■ **What you are asked to do**: Which lines of the records contain "folder"? Collect every one of them.

■ **Extracted data**:

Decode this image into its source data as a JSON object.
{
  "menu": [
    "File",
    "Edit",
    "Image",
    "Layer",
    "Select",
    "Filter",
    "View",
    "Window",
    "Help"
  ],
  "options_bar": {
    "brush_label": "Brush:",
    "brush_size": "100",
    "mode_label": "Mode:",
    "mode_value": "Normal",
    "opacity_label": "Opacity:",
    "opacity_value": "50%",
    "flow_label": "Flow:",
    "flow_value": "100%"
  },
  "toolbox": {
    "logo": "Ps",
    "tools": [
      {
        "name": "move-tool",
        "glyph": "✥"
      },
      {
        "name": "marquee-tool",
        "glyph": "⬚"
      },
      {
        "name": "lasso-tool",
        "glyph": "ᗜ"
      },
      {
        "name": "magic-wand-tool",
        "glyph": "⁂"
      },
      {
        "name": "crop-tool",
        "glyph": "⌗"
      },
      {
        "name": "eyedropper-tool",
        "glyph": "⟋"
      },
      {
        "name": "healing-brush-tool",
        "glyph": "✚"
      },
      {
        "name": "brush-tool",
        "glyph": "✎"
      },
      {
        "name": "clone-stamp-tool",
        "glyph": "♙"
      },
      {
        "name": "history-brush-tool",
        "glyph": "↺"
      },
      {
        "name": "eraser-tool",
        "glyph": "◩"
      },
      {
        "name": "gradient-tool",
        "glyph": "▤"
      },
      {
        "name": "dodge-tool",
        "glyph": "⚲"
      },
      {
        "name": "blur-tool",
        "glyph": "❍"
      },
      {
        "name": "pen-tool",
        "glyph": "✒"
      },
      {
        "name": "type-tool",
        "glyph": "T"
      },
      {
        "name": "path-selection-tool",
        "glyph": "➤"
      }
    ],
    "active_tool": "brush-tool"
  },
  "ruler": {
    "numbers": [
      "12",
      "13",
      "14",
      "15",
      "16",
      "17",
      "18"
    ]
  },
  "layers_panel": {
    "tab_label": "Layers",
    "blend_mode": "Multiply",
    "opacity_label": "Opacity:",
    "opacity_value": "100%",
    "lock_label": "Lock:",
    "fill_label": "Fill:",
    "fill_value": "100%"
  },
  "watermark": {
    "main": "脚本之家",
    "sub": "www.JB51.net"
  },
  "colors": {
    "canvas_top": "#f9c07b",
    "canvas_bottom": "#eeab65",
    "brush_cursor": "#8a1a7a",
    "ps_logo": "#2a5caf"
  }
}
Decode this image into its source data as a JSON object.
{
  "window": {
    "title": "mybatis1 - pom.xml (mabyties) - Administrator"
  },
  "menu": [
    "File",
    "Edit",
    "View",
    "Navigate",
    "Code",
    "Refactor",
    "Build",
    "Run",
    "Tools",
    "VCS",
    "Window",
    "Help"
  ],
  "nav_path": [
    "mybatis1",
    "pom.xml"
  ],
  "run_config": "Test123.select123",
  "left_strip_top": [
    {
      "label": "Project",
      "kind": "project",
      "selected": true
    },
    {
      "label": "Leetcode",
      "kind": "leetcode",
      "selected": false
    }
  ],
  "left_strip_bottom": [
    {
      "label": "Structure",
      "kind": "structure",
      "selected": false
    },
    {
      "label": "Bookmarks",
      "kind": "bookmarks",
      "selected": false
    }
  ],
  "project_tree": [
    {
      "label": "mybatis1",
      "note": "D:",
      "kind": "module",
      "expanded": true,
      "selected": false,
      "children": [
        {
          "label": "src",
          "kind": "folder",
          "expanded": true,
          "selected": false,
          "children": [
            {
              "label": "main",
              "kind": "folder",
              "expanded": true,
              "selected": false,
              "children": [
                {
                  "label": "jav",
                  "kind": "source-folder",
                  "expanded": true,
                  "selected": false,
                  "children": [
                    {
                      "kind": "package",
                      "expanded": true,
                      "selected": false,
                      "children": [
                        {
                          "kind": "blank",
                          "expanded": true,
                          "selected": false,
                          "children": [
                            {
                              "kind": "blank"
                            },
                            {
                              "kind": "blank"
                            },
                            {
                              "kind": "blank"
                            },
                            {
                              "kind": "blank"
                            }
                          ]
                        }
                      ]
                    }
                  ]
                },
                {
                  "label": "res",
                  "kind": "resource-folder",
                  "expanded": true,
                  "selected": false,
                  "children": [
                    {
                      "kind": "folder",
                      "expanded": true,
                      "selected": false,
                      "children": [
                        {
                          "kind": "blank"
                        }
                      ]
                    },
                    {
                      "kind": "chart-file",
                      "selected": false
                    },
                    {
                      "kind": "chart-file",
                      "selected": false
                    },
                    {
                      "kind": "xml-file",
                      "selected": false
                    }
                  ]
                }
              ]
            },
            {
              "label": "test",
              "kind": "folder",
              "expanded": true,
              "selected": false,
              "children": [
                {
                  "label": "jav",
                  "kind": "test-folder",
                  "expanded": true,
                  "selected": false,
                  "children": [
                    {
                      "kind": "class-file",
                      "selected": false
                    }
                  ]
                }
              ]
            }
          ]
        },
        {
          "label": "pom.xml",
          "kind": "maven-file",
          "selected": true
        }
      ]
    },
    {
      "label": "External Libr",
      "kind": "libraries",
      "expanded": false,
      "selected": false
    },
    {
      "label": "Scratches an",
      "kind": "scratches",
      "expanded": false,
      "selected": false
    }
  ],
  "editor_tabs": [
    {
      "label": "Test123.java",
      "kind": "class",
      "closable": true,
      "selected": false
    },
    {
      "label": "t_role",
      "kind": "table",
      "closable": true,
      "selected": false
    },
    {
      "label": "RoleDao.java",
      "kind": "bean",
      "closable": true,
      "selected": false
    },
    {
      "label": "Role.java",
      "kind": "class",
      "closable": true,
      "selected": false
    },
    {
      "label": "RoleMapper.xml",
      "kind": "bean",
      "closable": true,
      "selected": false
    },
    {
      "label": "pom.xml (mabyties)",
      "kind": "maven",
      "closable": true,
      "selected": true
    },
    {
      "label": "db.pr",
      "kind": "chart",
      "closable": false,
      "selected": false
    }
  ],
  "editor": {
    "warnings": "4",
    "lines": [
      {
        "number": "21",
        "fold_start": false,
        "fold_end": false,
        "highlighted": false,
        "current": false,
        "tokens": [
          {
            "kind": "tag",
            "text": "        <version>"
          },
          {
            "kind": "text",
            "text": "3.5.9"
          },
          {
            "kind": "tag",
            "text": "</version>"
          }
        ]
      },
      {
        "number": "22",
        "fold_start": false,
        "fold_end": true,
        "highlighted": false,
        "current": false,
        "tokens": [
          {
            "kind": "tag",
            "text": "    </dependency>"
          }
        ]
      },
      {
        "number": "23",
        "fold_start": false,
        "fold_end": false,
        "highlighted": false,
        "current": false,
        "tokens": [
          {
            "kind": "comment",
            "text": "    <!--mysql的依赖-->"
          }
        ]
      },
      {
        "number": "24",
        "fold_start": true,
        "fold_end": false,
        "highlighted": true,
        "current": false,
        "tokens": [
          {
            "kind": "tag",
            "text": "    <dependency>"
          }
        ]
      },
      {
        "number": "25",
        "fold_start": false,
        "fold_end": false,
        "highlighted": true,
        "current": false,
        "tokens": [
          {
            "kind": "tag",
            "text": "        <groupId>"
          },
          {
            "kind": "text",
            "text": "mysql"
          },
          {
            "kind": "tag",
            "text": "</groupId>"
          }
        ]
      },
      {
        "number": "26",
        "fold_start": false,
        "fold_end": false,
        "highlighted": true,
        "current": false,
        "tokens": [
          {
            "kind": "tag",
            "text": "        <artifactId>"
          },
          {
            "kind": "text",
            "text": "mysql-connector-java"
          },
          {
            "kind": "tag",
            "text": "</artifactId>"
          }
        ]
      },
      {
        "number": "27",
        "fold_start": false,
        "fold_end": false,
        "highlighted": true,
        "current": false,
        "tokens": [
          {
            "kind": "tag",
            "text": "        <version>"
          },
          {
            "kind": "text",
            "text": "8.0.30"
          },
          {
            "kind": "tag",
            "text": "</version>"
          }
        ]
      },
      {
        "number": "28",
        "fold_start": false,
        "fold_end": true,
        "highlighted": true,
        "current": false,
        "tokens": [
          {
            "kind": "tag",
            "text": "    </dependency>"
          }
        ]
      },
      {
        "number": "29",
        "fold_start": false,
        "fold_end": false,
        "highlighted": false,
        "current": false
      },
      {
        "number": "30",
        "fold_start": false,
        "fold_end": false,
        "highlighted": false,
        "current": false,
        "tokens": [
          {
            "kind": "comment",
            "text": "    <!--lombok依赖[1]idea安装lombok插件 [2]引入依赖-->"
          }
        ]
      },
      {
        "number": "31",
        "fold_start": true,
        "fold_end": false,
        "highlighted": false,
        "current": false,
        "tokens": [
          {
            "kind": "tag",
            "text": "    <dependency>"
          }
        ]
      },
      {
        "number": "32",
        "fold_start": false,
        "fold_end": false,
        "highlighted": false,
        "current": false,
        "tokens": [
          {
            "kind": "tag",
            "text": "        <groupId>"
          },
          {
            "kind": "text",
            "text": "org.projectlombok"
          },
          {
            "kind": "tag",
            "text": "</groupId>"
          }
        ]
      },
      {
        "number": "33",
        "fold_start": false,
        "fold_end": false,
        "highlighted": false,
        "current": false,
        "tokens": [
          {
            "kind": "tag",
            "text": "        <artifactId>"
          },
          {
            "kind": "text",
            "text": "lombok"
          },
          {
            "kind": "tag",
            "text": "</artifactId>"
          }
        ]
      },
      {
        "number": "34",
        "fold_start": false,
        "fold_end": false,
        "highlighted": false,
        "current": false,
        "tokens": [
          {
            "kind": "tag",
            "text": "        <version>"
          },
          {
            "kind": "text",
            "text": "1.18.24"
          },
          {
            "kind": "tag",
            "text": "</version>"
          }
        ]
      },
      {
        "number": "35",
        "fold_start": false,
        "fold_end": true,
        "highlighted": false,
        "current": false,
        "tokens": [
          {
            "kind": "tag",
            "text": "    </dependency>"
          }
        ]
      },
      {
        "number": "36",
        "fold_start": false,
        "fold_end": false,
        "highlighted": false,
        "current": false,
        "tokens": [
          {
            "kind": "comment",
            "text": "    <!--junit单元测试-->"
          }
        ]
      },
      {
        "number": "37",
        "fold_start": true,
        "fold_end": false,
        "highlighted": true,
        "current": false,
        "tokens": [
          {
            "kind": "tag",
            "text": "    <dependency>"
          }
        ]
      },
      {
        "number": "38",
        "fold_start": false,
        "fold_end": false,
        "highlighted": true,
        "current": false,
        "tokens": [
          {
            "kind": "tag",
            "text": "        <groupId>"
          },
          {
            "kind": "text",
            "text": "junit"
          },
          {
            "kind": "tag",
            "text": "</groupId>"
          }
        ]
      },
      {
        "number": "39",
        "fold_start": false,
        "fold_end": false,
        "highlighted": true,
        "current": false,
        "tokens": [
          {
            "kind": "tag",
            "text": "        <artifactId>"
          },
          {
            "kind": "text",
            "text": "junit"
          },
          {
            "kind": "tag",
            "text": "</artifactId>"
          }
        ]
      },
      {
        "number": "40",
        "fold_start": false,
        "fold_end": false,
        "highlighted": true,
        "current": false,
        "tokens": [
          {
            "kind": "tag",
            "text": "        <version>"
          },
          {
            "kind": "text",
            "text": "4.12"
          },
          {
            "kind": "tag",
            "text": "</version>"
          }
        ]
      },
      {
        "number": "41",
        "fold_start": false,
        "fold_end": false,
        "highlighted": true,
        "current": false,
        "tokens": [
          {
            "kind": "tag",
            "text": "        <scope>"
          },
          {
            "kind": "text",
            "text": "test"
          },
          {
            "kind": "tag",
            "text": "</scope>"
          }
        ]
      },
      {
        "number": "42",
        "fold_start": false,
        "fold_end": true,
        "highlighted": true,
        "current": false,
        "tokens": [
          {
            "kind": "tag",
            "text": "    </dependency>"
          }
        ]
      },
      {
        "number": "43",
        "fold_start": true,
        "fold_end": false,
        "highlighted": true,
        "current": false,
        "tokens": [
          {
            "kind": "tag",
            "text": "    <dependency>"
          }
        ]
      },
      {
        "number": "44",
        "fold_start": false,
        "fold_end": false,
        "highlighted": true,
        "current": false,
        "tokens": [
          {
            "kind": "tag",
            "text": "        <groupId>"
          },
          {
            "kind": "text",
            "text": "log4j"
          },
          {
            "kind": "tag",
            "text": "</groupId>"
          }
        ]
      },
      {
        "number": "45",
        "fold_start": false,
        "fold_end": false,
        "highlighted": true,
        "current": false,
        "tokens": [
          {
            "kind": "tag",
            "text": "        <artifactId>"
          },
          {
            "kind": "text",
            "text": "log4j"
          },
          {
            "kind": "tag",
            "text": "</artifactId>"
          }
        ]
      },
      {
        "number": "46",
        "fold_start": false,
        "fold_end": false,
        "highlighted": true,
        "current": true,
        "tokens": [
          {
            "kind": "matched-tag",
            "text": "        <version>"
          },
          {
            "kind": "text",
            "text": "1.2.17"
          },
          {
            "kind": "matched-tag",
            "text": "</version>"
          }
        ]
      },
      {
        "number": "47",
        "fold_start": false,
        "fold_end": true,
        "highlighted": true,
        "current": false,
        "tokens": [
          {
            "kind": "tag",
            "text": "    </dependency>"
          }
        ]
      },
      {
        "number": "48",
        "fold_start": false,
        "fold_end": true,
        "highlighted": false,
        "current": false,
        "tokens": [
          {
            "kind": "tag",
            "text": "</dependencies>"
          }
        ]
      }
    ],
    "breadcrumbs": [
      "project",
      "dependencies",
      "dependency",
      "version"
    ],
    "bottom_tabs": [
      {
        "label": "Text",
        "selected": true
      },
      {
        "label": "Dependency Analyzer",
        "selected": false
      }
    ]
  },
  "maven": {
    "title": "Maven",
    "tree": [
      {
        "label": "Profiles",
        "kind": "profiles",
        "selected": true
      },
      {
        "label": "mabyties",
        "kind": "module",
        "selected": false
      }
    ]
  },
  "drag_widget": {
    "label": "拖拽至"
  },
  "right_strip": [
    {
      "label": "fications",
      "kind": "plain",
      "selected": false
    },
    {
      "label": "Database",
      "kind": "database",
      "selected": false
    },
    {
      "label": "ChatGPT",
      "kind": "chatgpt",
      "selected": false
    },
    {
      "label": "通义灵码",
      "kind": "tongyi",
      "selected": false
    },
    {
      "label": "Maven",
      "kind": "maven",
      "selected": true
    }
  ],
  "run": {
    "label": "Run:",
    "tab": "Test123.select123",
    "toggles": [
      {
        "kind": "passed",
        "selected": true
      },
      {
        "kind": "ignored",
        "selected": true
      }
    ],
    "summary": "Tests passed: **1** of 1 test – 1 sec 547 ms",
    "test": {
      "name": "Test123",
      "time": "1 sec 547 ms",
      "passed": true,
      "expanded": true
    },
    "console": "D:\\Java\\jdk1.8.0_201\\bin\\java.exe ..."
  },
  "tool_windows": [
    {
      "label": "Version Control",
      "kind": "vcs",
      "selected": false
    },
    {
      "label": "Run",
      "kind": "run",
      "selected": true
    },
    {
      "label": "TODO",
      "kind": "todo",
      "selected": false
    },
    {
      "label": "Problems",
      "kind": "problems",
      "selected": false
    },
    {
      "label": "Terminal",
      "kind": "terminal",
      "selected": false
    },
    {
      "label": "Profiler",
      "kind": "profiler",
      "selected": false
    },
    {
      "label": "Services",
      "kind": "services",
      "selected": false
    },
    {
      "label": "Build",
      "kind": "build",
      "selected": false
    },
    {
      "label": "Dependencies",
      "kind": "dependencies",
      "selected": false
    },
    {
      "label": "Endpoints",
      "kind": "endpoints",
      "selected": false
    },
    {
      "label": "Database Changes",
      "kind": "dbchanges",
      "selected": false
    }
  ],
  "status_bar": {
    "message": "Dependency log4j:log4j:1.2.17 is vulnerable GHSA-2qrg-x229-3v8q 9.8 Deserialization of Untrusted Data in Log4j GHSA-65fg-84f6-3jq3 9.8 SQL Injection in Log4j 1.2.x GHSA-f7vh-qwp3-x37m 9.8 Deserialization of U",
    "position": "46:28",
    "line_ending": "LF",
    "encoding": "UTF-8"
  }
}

■ **Output for this exercise**:
          "kind": "folder",
              "kind": "folder",
                  "kind": "source-folder",
                  "kind": "resource-folder",
                      "kind": "folder",
              "kind": "folder",
                  "kind": "test-folder",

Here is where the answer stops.